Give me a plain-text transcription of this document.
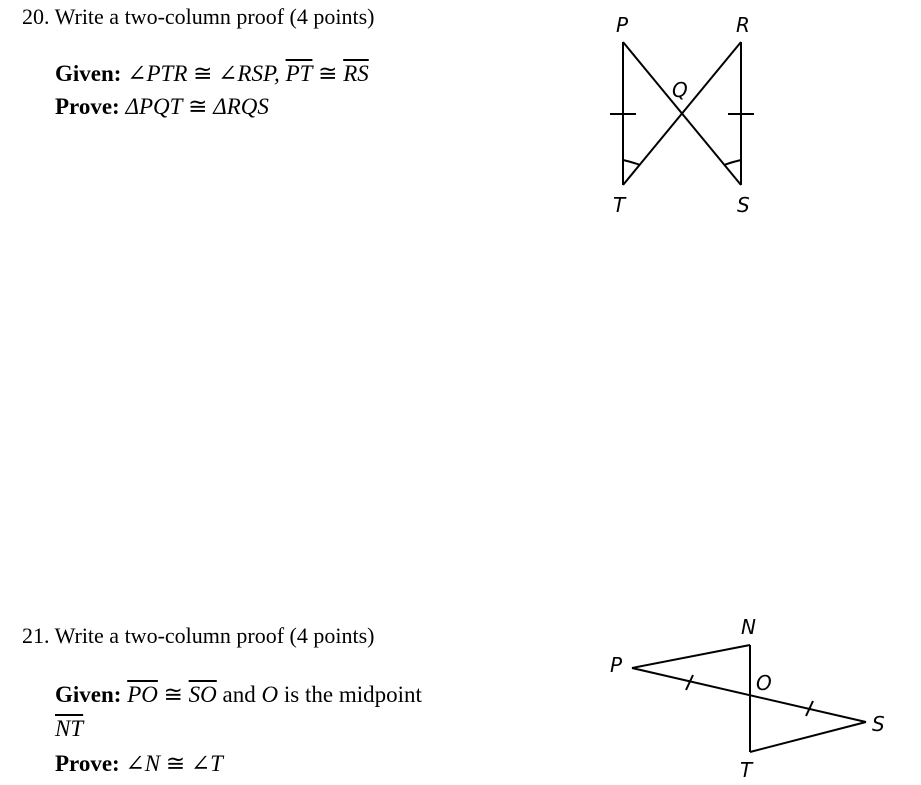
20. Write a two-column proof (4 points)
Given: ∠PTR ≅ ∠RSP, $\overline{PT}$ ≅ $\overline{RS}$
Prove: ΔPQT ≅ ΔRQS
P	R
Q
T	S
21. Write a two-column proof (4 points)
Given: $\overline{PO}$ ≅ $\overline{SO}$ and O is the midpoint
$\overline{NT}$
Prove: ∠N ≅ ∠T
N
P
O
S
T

• [Set exercise]: Work through the records line by line and tally those with the word "proof". Report only the total.

• [Exercise answer]: 2